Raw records
::::::
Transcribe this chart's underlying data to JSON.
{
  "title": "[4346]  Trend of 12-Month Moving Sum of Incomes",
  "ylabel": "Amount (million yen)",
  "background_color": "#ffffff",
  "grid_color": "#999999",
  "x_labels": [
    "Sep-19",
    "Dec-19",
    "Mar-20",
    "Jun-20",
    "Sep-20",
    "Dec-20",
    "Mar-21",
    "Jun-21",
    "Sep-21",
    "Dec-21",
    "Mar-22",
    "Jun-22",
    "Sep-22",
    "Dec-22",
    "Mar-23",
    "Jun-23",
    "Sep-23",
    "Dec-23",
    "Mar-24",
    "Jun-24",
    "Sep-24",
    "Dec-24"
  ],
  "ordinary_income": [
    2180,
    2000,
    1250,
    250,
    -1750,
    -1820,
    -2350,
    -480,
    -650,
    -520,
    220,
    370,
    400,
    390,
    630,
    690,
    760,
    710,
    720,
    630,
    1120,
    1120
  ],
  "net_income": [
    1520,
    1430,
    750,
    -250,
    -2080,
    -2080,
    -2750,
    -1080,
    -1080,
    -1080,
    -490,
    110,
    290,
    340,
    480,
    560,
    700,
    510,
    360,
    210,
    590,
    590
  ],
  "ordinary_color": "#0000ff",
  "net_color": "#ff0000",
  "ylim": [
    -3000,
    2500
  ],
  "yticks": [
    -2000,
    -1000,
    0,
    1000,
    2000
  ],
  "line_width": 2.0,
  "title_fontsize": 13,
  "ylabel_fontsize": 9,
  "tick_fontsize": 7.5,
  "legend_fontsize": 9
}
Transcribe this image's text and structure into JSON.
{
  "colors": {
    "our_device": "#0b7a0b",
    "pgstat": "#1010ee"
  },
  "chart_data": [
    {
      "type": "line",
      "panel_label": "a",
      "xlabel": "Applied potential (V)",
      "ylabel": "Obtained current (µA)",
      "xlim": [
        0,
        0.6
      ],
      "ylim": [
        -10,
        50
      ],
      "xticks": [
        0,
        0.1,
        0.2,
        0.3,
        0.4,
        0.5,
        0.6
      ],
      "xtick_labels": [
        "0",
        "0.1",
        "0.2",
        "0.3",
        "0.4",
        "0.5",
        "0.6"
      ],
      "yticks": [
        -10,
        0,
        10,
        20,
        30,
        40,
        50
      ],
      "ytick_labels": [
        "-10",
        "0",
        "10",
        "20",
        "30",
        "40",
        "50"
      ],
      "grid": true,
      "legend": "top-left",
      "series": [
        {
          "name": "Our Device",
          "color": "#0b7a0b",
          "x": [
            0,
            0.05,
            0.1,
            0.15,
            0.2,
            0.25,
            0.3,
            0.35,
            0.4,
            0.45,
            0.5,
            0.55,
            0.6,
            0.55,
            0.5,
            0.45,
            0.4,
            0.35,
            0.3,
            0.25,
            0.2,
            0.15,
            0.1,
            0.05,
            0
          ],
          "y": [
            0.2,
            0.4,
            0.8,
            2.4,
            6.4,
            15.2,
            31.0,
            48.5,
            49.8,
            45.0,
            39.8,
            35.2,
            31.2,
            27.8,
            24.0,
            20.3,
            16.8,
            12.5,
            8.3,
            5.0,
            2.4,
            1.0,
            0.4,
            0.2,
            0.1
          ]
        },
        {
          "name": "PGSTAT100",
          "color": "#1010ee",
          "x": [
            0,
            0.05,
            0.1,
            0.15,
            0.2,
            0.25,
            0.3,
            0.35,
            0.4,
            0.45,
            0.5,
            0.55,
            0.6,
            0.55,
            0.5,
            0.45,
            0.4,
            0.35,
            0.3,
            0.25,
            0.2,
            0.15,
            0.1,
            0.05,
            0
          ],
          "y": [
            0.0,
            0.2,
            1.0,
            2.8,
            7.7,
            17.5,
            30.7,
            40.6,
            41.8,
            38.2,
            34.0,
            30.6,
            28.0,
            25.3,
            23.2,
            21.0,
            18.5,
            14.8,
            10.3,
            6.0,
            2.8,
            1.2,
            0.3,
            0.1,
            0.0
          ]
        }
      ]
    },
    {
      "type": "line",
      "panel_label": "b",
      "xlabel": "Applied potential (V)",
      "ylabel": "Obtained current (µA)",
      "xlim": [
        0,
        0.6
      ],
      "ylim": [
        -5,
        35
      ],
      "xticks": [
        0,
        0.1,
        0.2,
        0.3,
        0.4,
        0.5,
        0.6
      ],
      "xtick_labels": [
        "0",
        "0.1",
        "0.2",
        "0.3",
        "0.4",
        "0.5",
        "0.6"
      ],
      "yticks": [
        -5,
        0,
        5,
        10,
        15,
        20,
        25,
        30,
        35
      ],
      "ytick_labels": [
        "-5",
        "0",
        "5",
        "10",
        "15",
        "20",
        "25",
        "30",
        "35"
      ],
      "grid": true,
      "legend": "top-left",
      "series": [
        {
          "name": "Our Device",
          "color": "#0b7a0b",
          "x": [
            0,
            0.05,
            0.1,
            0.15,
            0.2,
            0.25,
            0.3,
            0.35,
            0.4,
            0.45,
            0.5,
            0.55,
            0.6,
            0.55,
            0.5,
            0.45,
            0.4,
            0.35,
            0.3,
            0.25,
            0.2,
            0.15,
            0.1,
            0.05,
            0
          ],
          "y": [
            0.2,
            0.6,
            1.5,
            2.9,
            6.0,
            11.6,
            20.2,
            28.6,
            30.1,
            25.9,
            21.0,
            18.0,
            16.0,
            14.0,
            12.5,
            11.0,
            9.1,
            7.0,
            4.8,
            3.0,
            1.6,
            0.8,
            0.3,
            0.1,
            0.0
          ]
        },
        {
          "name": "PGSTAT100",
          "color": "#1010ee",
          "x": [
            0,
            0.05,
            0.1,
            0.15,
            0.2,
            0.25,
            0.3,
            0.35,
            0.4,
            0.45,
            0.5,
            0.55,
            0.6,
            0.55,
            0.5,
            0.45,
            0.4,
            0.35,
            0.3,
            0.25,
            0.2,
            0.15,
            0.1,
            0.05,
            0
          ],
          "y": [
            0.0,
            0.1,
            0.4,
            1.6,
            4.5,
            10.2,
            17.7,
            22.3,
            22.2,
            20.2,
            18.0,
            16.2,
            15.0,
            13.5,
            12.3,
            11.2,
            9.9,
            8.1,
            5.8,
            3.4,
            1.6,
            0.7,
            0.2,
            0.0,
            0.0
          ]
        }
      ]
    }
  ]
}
::::::
* TASK
Return the entries in full, keeping every line exactly as it is.

* TASK OUTPUT
Transcribe this chart's underlying data to JSON.
{
  "title": "[4346]  Trend of 12-Month Moving Sum of Incomes",
  "ylabel": "Amount (million yen)",
  "background_color": "#ffffff",
  "grid_color": "#999999",
  "x_labels": [
    "Sep-19",
    "Dec-19",
    "Mar-20",
    "Jun-20",
    "Sep-20",
    "Dec-20",
    "Mar-21",
    "Jun-21",
    "Sep-21",
    "Dec-21",
    "Mar-22",
    "Jun-22",
    "Sep-22",
    "Dec-22",
    "Mar-23",
    "Jun-23",
    "Sep-23",
    "Dec-23",
    "Mar-24",
    "Jun-24",
    "Sep-24",
    "Dec-24"
  ],
  "ordinary_income": [
    2180,
    2000,
    1250,
    250,
    -1750,
    -1820,
    -2350,
    -480,
    -650,
    -520,
    220,
    370,
    400,
    390,
    630,
    690,
    760,
    710,
    720,
    630,
    1120,
    1120
  ],
  "net_income": [
    1520,
    1430,
    750,
    -250,
    -2080,
    -2080,
    -2750,
    -1080,
    -1080,
    -1080,
    -490,
    110,
    290,
    340,
    480,
    560,
    700,
    510,
    360,
    210,
    590,
    590
  ],
  "ordinary_color": "#0000ff",
  "net_color": "#ff0000",
  "ylim": [
    -3000,
    2500
  ],
  "yticks": [
    -2000,
    -1000,
    0,
    1000,
    2000
  ],
  "line_width": 2.0,
  "title_fontsize": 13,
  "ylabel_fontsize": 9,
  "tick_fontsize": 7.5,
  "legend_fontsize": 9
}
Transcribe this image's text and structure into JSON.
{
  "colors": {
    "our_device": "#0b7a0b",
    "pgstat": "#1010ee"
  },
  "chart_data": [
    {
      "type": "line",
      "panel_label": "a",
      "xlabel": "Applied potential (V)",
      "ylabel": "Obtained current (µA)",
      "xlim": [
        0,
        0.6
      ],
      "ylim": [
        -10,
        50
      ],
      "xticks": [
        0,
        0.1,
        0.2,
        0.3,
        0.4,
        0.5,
        0.6
      ],
      "xtick_labels": [
        "0",
        "0.1",
        "0.2",
        "0.3",
        "0.4",
        "0.5",
        "0.6"
      ],
      "yticks": [
        -10,
        0,
        10,
        20,
        30,
        40,
        50
      ],
      "ytick_labels": [
        "-10",
        "0",
        "10",
        "20",
        "30",
        "40",
        "50"
      ],
      "grid": true,
      "legend": "top-left",
      "series": [
        {
          "name": "Our Device",
          "color": "#0b7a0b",
          "x": [
            0,
            0.05,
            0.1,
            0.15,
            0.2,
            0.25,
            0.3,
            0.35,
            0.4,
            0.45,
            0.5,
            0.55,
            0.6,
            0.55,
            0.5,
            0.45,
            0.4,
            0.35,
            0.3,
            0.25,
            0.2,
            0.15,
            0.1,
            0.05,
            0
          ],
          "y": [
            0.2,
            0.4,
            0.8,
            2.4,
            6.4,
            15.2,
            31.0,
            48.5,
            49.8,
            45.0,
            39.8,
            35.2,
            31.2,
            27.8,
            24.0,
            20.3,
            16.8,
            12.5,
            8.3,
            5.0,
            2.4,
            1.0,
            0.4,
            0.2,
            0.1
          ]
        },
        {
          "name": "PGSTAT100",
          "color": "#1010ee",
          "x": [
            0,
            0.05,
            0.1,
            0.15,
            0.2,
            0.25,
            0.3,
            0.35,
            0.4,
            0.45,
            0.5,
            0.55,
            0.6,
            0.55,
            0.5,
            0.45,
            0.4,
            0.35,
            0.3,
            0.25,
            0.2,
            0.15,
            0.1,
            0.05,
            0
          ],
          "y": [
            0.0,
            0.2,
            1.0,
            2.8,
            7.7,
            17.5,
            30.7,
            40.6,
            41.8,
            38.2,
            34.0,
            30.6,
            28.0,
            25.3,
            23.2,
            21.0,
            18.5,
            14.8,
            10.3,
            6.0,
            2.8,
            1.2,
            0.3,
            0.1,
            0.0
          ]
        }
      ]
    },
    {
      "type": "line",
      "panel_label": "b",
      "xlabel": "Applied potential (V)",
      "ylabel": "Obtained current (µA)",
      "xlim": [
        0,
        0.6
      ],
      "ylim": [
        -5,
        35
      ],
      "xticks": [
        0,
        0.1,
        0.2,
        0.3,
        0.4,
        0.5,
        0.6
      ],
      "xtick_labels": [
        "0",
        "0.1",
        "0.2",
        "0.3",
        "0.4",
        "0.5",
        "0.6"
      ],
      "yticks": [
        -5,
        0,
        5,
        10,
        15,
        20,
        25,
        30,
        35
      ],
      "ytick_labels": [
        "-5",
        "0",
        "5",
        "10",
        "15",
        "20",
        "25",
        "30",
        "35"
      ],
      "grid": true,
      "legend": "top-left",
      "series": [
        {
          "name": "Our Device",
          "color": "#0b7a0b",
          "x": [
            0,
            0.05,
            0.1,
            0.15,
            0.2,
            0.25,
            0.3,
            0.35,
            0.4,
            0.45,
            0.5,
            0.55,
            0.6,
            0.55,
            0.5,
            0.45,
            0.4,
            0.35,
            0.3,
            0.25,
            0.2,
            0.15,
            0.1,
            0.05,
            0
          ],
          "y": [
            0.2,
            0.6,
            1.5,
            2.9,
            6.0,
            11.6,
            20.2,
            28.6,
            30.1,
            25.9,
            21.0,
            18.0,
            16.0,
            14.0,
            12.5,
            11.0,
            9.1,
            7.0,
            4.8,
            3.0,
            1.6,
            0.8,
            0.3,
            0.1,
            0.0
          ]
        },
        {
          "name": "PGSTAT100",
          "color": "#1010ee",
          "x": [
            0,
            0.05,
            0.1,
            0.15,
            0.2,
            0.25,
            0.3,
            0.35,
            0.4,
            0.45,
            0.5,
            0.55,
            0.6,
            0.55,
            0.5,
            0.45,
            0.4,
            0.35,
            0.3,
            0.25,
            0.2,
            0.15,
            0.1,
            0.05,
            0
          ],
          "y": [
            0.0,
            0.1,
            0.4,
            1.6,
            4.5,
            10.2,
            17.7,
            22.3,
            22.2,
            20.2,
            18.0,
            16.2,
            15.0,
            13.5,
            12.3,
            11.2,
            9.9,
            8.1,
            5.8,
            3.4,
            1.6,
            0.7,
            0.2,
            0.0,
            0.0
          ]
        }
      ]
    }
  ]
}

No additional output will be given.